_Demande écrite 1_
Relevez, s'il vous plaît, toutes les lois que le texte sur les origines du droit du travail désigne par « loi du » suivi d'une date complète.

┌─ Extrait choisi

La relation de travail qui se noue entre un employeur et un salarié n’est pas une convention classique. En effet, le travailleur met sa force de travail (quelle qu’en soit la nature manuelle, intellectuelle ou autre), « corps et esprit », au service d’un donneur d’ordre qui dirige, organise et contrôle l’environnement et les modalités de la prestation fournie (Méda D., 2004, p. 44). De ce point de vue, le contrat de travail se distingue de nombreuses autres conventions puisque la personne du salarié est consubstantielle du contrat qu’il souscrit et fonde directement la volonté de l’employeur de l’engager.
C’est pourquoi le droit du travail est né d’un « objectif » (Spyropoulos G., 2002, p. 391) de protéger la partie considérée comme la plus faible au contrat de travail : le salarié. Il est exact d’affirmer que cette branche du droit a de bien « humbles origines » (Romagnoli U., 2005, p. 8). La loi du 22 mars 1841, considérée comme la première loi sociale même si elle se fondait plus sur des considérations militaires que philanthropiques, ambitionnait ainsi de réglementer le travail des enfants : âge minimal d’admission au travail fixé à 8 ans ; interdiction d’employer des enfants (de plus de 8 ans !) aux travaux de nuit ou dangereux ; durée maximale du travail fixée à 8 heures pour ceux de 8 à 12 ans et à 12 heures pour ceux de 12 à 16 ans. Ce texte ne fut pratiquement pas appliqué, mais a marqué un changement idéologique. Il est en effet apparu par la suite nécessaire de développer une réglementation spécifique pour les relations professionnelles. La loi du 19 mai 1874 fixa l’âge minimal d’admission au travail à 12 ans et la durée quotidienne maximale de travail à 12 heures. Outre le travail des enfants et des filles mineures, la loi du 2 novembre 1892 organisa également le corps des inspecteurs du travail. La loi du 9 avril 1898 créa un système autonome d’indemnisation des accidents du travail. Le repos hebdomadaire fut institué par la loi du 13 juillet 1906, la journée de 8 heures et la semaine de 48 heures par la loi du 23 avril 1919. Les retraites (1910), le développement des assurances sociales (surtout à partir de 1930) ou l’organisation du dialogue social, la représentation du personnel, la semaine de 40 heures et les congés payés (1936) suivirent.

└─
┌─ Extrait de données

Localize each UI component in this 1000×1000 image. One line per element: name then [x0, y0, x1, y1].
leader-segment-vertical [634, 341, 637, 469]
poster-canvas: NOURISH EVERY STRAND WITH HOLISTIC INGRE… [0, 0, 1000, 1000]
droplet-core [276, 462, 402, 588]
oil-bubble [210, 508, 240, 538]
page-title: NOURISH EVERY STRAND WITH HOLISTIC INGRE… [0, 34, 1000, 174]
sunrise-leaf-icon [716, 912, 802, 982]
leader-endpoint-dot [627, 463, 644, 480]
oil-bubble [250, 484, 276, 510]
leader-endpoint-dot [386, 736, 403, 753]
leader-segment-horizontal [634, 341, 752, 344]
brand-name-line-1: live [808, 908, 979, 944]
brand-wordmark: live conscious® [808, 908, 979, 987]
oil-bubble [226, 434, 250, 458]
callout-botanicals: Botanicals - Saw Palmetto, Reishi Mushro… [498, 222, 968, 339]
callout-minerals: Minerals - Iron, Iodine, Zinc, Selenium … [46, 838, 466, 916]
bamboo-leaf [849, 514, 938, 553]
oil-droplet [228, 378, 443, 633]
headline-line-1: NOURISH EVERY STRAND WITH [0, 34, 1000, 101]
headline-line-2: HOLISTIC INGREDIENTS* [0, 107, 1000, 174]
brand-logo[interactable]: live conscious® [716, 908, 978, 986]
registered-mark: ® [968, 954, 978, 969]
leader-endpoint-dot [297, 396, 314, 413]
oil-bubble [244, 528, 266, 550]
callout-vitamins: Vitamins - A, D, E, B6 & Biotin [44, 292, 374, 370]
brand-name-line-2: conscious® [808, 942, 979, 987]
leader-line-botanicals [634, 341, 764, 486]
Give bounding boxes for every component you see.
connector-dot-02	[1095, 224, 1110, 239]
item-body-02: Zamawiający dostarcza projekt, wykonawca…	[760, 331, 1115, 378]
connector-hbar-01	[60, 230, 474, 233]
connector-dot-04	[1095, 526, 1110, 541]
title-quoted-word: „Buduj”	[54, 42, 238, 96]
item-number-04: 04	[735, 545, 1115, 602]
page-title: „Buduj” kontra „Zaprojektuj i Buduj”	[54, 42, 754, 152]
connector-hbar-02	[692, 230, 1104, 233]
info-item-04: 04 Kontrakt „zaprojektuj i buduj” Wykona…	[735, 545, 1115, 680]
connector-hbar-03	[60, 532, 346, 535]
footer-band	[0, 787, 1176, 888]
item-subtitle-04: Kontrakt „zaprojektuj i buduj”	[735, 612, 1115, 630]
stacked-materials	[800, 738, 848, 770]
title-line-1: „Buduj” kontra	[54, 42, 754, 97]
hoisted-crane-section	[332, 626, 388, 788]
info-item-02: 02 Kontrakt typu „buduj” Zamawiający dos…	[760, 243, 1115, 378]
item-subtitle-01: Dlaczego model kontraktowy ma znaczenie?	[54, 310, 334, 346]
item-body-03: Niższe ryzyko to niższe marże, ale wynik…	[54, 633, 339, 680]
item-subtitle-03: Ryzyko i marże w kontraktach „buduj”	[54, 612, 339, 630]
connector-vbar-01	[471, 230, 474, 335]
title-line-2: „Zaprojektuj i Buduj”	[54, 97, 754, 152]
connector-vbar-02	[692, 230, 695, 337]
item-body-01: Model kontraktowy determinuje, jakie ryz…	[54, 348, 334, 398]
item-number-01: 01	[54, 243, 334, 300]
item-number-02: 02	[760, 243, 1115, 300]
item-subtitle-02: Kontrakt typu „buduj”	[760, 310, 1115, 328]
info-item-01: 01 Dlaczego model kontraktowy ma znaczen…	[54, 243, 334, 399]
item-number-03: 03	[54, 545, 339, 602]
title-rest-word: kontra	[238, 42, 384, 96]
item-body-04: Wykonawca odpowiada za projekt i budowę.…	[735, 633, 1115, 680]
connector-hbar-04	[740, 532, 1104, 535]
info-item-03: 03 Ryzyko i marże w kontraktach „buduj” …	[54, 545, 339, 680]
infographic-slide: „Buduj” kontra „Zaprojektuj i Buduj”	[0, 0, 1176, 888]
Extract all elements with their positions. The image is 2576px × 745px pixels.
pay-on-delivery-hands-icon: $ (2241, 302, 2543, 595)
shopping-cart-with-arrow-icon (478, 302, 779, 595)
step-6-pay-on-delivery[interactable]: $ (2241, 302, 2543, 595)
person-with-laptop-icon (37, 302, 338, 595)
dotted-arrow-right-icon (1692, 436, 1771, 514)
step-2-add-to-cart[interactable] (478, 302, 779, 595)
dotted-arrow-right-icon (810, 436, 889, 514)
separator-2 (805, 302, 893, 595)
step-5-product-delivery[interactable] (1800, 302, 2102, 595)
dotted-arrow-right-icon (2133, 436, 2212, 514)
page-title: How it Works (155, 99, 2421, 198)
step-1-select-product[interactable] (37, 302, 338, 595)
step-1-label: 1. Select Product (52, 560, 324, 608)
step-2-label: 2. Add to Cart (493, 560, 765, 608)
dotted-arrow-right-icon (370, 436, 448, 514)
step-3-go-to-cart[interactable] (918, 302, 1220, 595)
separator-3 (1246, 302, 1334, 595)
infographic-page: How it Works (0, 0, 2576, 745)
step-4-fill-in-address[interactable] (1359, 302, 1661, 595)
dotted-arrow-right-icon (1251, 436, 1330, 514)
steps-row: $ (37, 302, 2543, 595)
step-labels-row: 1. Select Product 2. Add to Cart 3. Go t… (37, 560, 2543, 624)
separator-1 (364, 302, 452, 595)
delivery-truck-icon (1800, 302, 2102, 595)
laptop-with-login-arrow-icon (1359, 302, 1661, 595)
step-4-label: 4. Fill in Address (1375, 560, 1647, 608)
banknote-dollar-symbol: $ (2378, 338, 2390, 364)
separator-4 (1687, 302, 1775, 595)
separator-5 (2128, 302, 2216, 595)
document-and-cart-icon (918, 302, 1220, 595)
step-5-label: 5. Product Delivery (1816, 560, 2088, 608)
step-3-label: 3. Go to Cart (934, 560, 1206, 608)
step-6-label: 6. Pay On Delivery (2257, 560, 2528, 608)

└─

_Demande écrite 2_
Modifiez les entrées depuis le début jusqu'à la ligne contenant « callout-vitamins: Vitamins - A, D, E, B6 », celle-ci comprise, en remplaçant « oil-bubble » par « air-bubble ». Redonnez uniquement ces lignes, sans aucun autre changement.

_Réponse écrite 1_
- la loi du 22 mars 1841
- la loi du 19 mai 1874
- la loi du 2 novembre 1892
- la loi du 9 avril 1898
- la loi du 13 juillet 1906
- la loi du 23 avril 1919

_Réponse écrite 2_
Localize each UI component in this 1000×1000 image. One line per element: name then [x0, y0, x1, y1].
leader-segment-vertical [634, 341, 637, 469]
poster-canvas: NOURISH EVERY STRAND WITH HOLISTIC INGRE… [0, 0, 1000, 1000]
droplet-core [276, 462, 402, 588]
air-bubble [210, 508, 240, 538]
page-title: NOURISH EVERY STRAND WITH HOLISTIC INGRE… [0, 34, 1000, 174]
sunrise-leaf-icon [716, 912, 802, 982]
leader-endpoint-dot [627, 463, 644, 480]
air-bubble [250, 484, 276, 510]
leader-endpoint-dot [386, 736, 403, 753]
leader-segment-horizontal [634, 341, 752, 344]
brand-name-line-1: live [808, 908, 979, 944]
brand-wordmark: live conscious® [808, 908, 979, 987]
air-bubble [226, 434, 250, 458]
callout-botanicals: Botanicals - Saw Palmetto, Reishi Mushro… [498, 222, 968, 339]
callout-minerals: Minerals - Iron, Iodine, Zinc, Selenium … [46, 838, 466, 916]
bamboo-leaf [849, 514, 938, 553]
oil-droplet [228, 378, 443, 633]
headline-line-1: NOURISH EVERY STRAND WITH [0, 34, 1000, 101]
headline-line-2: HOLISTIC INGREDIENTS* [0, 107, 1000, 174]
brand-logo[interactable]: live conscious® [716, 908, 978, 986]
registered-mark: ® [968, 954, 978, 969]
leader-endpoint-dot [297, 396, 314, 413]
air-bubble [244, 528, 266, 550]
callout-vitamins: Vitamins - A, D, E, B6 & Biotin [44, 292, 374, 370]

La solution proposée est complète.